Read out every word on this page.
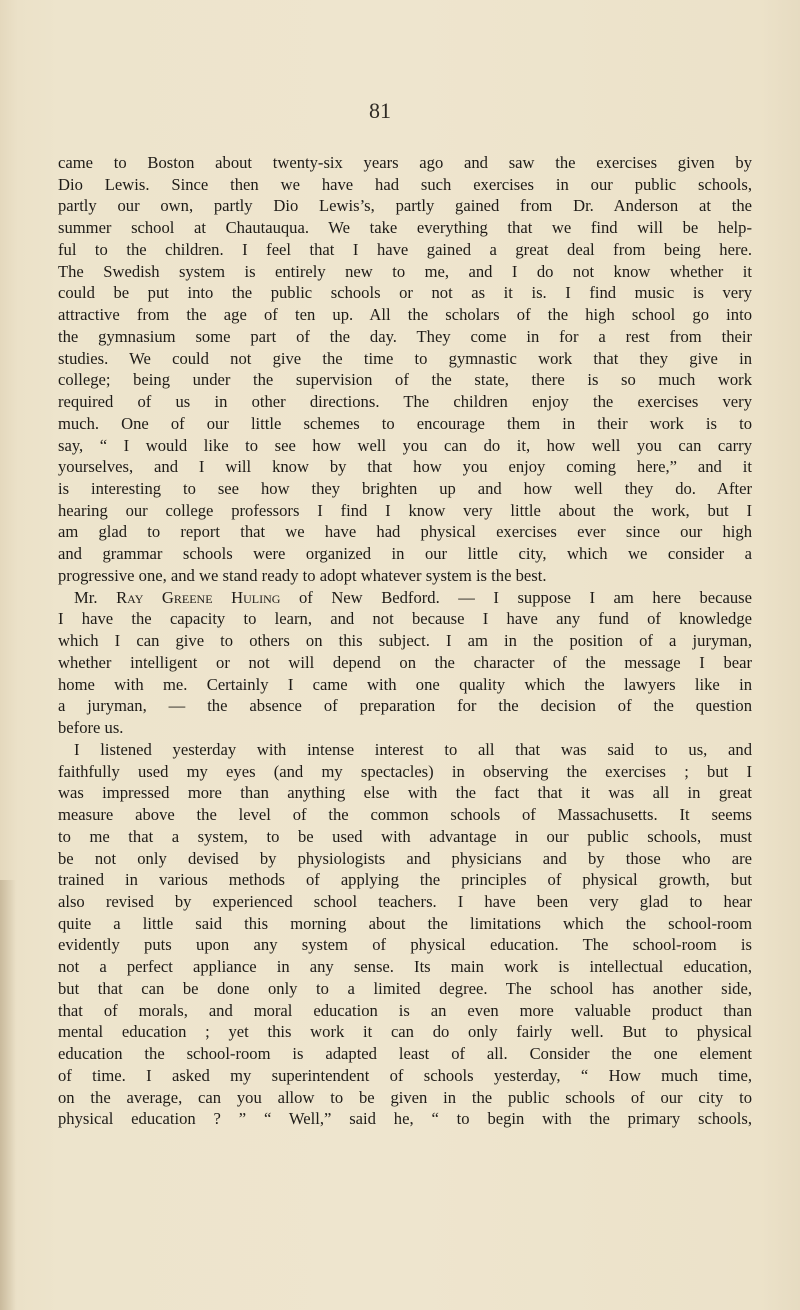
81
came to Boston about twenty-six years ago and saw the exercises given by
Dio Lewis. Since then we have had such exercises in our public schools,
partly our own, partly Dio Lewis’s, partly gained from Dr. Anderson at the
summer school at Chautauqua. We take everything that we find will be help-
ful to the children. I feel that I have gained a great deal from being here.
The Swedish system is entirely new to me, and I do not know whether it
could be put into the public schools or not as it is. I find music is very
attractive from the age of ten up. All the scholars of the high school go into
the gymnasium some part of the day. They come in for a rest from their
studies. We could not give the time to gymnastic work that they give in
college; being under the supervision of the state, there is so much work
required of us in other directions. The children enjoy the exercises very
much. One of our little schemes to encourage them in their work is to
say, “ I would like to see how well you can do it, how well you can carry
yourselves, and I will know by that how you enjoy coming here,” and it
is interesting to see how they brighten up and how well they do. After
hearing our college professors I find I know very little about the work, but I
am glad to report that we have had physical exercises ever since our high
and grammar schools were organized in our little city, which we consider a
progressive one, and we stand ready to adopt whatever system is the best.
Mr. Ray Greene Huling of New Bedford. — I suppose I am here because
I have the capacity to learn, and not because I have any fund of knowledge
which I can give to others on this subject. I am in the position of a juryman,
whether intelligent or not will depend on the character of the message I bear
home with me. Certainly I came with one quality which the lawyers like in
a juryman, — the absence of preparation for the decision of the question
before us.
I listened yesterday with intense interest to all that was said to us, and
faithfully used my eyes (and my spectacles) in observing the exercises ; but I
was impressed more than anything else with the fact that it was all in great
measure above the level of the common schools of Massachusetts. It seems
to me that a system, to be used with advantage in our public schools, must
be not only devised by physiologists and physicians and by those who are
trained in various methods of applying the principles of physical growth, but
also revised by experienced school teachers. I have been very glad to hear
quite a little said this morning about the limitations which the school-room
evidently puts upon any system of physical education. The school-room is
not a perfect appliance in any sense. Its main work is intellectual education,
but that can be done only to a limited degree. The school has another side,
that of morals, and moral education is an even more valuable product than
mental education ; yet this work it can do only fairly well. But to physical
education the school-room is adapted least of all. Consider the one element
of time. I asked my superintendent of schools yesterday, “ How much time,
on the average, can you allow to be given in the public schools of our city to
physical education ? ” “ Well,” said he, “ to begin with the primary schools,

• What the task asks:
Copy the entries exactly. Leave out the images.

• Written reply:
Read out every word on this page.
81
came to Boston about twenty-six years ago and saw the exercises given by
Dio Lewis. Since then we have had such exercises in our public schools,
partly our own, partly Dio Lewis’s, partly gained from Dr. Anderson at the
summer school at Chautauqua. We take everything that we find will be help-
ful to the children. I feel that I have gained a great deal from being here.
The Swedish system is entirely new to me, and I do not know whether it
could be put into the public schools or not as it is. I find music is very
attractive from the age of ten up. All the scholars of the high school go into
the gymnasium some part of the day. They come in for a rest from their
studies. We could not give the time to gymnastic work that they give in
college; being under the supervision of the state, there is so much work
required of us in other directions. The children enjoy the exercises very
much. One of our little schemes to encourage them in their work is to
say, “ I would like to see how well you can do it, how well you can carry
yourselves, and I will know by that how you enjoy coming here,” and it
is interesting to see how they brighten up and how well they do. After
hearing our college professors I find I know very little about the work, but I
am glad to report that we have had physical exercises ever since our high
and grammar schools were organized in our little city, which we consider a
progressive one, and we stand ready to adopt whatever system is the best.
Mr. Ray Greene Huling of New Bedford. — I suppose I am here because
I have the capacity to learn, and not because I have any fund of knowledge
which I can give to others on this subject. I am in the position of a juryman,
whether intelligent or not will depend on the character of the message I bear
home with me. Certainly I came with one quality which the lawyers like in
a juryman, — the absence of preparation for the decision of the question
before us.
I listened yesterday with intense interest to all that was said to us, and
faithfully used my eyes (and my spectacles) in observing the exercises ; but I
was impressed more than anything else with the fact that it was all in great
measure above the level of the common schools of Massachusetts. It seems
to me that a system, to be used with advantage in our public schools, must
be not only devised by physiologists and physicians and by those who are
trained in various methods of applying the principles of physical growth, but
also revised by experienced school teachers. I have been very glad to hear
quite a little said this morning about the limitations which the school-room
evidently puts upon any system of physical education. The school-room is
not a perfect appliance in any sense. Its main work is intellectual education,
but that can be done only to a limited degree. The school has another side,
that of morals, and moral education is an even more valuable product than
mental education ; yet this work it can do only fairly well. But to physical
education the school-room is adapted least of all. Consider the one element
of time. I asked my superintendent of schools yesterday, “ How much time,
on the average, can you allow to be given in the public schools of our city to
physical education ? ” “ Well,” said he, “ to begin with the primary schools,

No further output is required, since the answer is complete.